Stated task:
Count lines holding the word "this". Only the number is wanted.

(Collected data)
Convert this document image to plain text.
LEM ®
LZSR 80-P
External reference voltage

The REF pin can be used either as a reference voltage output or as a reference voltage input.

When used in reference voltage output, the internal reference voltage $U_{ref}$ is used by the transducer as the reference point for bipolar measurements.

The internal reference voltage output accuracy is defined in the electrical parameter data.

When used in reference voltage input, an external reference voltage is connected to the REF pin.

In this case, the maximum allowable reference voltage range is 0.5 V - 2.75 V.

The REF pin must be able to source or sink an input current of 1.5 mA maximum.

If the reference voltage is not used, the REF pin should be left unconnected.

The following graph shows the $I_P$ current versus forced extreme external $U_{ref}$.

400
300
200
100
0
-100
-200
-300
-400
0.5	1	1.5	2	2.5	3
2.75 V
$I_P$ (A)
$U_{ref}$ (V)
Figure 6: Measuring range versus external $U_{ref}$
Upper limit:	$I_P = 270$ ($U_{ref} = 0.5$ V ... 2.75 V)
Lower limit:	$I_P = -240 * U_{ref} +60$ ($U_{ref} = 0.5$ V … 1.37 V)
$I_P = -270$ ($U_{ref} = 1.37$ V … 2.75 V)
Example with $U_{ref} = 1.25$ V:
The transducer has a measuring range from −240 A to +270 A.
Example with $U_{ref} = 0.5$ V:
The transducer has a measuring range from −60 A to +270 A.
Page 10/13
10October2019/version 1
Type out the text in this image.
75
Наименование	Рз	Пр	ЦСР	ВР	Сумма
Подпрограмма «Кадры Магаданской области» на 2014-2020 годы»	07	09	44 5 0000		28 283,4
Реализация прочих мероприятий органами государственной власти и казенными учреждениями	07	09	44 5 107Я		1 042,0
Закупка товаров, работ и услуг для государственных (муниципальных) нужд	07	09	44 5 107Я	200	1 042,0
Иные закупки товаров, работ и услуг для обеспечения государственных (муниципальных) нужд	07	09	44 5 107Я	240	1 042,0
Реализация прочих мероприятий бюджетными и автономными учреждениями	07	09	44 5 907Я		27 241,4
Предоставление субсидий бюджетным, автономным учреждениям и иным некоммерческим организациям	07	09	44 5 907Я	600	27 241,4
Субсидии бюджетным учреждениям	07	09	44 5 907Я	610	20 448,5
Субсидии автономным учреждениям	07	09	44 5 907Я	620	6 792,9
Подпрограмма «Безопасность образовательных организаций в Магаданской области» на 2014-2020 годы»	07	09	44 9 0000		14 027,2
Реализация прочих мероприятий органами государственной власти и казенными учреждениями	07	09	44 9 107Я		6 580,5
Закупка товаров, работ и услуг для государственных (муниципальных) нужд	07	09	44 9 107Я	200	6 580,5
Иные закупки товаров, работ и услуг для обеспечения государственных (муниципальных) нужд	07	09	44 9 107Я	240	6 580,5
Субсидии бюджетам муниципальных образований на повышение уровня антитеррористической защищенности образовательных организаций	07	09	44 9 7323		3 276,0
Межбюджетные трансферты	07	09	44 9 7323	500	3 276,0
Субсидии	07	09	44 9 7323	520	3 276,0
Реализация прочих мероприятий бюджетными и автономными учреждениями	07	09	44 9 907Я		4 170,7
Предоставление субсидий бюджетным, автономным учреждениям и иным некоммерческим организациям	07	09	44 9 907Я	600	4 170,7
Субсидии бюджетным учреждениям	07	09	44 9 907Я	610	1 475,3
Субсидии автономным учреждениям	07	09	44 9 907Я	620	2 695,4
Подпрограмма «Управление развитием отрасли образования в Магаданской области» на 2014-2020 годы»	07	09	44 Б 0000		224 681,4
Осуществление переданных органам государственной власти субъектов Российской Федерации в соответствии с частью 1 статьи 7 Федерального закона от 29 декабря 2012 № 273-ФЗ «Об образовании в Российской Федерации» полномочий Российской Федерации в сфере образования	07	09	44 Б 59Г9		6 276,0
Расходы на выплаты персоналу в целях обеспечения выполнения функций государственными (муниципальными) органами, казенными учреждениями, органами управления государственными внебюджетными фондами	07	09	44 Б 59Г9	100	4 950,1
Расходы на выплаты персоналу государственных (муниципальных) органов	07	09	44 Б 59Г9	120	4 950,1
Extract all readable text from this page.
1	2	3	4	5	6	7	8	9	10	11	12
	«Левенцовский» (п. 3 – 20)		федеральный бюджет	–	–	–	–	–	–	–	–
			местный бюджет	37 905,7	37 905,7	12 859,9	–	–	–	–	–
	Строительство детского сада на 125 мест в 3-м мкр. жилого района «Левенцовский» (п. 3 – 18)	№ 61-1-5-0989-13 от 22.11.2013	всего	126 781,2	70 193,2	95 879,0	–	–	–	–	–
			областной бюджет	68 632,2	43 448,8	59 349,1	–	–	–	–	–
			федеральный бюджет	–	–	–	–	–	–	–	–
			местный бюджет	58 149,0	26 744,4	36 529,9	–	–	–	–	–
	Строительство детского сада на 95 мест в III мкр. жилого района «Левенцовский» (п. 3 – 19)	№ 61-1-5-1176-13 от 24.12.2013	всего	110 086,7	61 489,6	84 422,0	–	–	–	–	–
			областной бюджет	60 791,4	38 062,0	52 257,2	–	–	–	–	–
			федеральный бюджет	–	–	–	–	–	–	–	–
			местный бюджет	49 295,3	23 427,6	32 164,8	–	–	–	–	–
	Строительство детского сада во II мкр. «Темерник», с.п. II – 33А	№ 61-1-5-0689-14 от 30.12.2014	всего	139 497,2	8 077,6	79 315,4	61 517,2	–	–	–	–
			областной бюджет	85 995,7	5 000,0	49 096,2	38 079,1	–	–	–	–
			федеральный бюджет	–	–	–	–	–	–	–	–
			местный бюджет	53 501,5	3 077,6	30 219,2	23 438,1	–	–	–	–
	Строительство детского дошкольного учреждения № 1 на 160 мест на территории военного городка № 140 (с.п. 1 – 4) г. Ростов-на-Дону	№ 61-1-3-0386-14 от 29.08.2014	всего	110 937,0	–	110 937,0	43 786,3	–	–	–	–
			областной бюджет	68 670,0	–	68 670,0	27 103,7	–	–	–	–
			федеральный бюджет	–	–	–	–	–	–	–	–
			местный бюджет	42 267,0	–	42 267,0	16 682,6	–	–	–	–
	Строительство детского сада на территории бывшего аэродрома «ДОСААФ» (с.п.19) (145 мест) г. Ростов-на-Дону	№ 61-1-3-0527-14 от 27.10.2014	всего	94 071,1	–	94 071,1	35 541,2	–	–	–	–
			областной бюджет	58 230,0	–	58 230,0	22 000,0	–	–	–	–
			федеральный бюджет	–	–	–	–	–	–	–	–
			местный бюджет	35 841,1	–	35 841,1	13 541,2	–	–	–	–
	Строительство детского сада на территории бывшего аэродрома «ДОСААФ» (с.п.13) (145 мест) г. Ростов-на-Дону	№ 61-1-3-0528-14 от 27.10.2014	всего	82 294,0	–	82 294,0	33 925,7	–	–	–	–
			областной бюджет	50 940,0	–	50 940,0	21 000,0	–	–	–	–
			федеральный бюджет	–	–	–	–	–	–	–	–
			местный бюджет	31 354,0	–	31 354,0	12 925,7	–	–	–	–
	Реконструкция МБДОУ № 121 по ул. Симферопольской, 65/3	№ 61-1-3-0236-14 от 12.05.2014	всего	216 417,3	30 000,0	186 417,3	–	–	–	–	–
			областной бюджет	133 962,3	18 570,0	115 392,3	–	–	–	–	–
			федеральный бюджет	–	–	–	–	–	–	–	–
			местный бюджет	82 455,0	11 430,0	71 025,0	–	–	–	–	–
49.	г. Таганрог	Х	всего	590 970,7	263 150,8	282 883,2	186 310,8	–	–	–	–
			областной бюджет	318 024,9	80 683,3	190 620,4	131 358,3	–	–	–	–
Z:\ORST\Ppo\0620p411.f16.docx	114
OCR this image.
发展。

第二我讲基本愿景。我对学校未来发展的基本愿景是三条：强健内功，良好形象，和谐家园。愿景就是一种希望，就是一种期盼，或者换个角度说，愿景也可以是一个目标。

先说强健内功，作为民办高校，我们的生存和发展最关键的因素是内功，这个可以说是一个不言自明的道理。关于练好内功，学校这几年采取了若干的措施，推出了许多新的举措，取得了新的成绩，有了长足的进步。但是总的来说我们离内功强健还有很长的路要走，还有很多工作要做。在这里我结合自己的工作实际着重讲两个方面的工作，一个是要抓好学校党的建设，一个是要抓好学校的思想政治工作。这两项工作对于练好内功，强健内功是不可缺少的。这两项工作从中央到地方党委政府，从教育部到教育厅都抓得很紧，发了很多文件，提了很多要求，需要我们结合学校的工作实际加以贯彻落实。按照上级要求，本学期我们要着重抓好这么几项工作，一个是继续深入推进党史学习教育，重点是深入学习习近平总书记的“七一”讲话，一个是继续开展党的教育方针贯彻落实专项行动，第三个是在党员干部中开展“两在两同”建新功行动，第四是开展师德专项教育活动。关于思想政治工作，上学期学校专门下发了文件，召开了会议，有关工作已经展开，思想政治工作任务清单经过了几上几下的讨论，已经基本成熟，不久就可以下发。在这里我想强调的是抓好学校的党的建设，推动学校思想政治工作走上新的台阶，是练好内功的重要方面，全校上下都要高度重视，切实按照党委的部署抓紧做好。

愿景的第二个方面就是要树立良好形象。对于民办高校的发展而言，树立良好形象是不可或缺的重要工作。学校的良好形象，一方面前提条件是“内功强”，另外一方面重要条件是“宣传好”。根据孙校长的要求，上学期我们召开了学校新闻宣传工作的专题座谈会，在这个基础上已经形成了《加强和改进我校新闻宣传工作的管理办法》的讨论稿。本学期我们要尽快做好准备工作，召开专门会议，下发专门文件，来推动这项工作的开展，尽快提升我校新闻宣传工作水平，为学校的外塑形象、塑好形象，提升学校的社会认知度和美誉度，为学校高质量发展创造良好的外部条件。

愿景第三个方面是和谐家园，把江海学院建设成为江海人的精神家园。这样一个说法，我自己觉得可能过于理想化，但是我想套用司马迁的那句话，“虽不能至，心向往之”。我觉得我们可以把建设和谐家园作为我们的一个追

Result:
5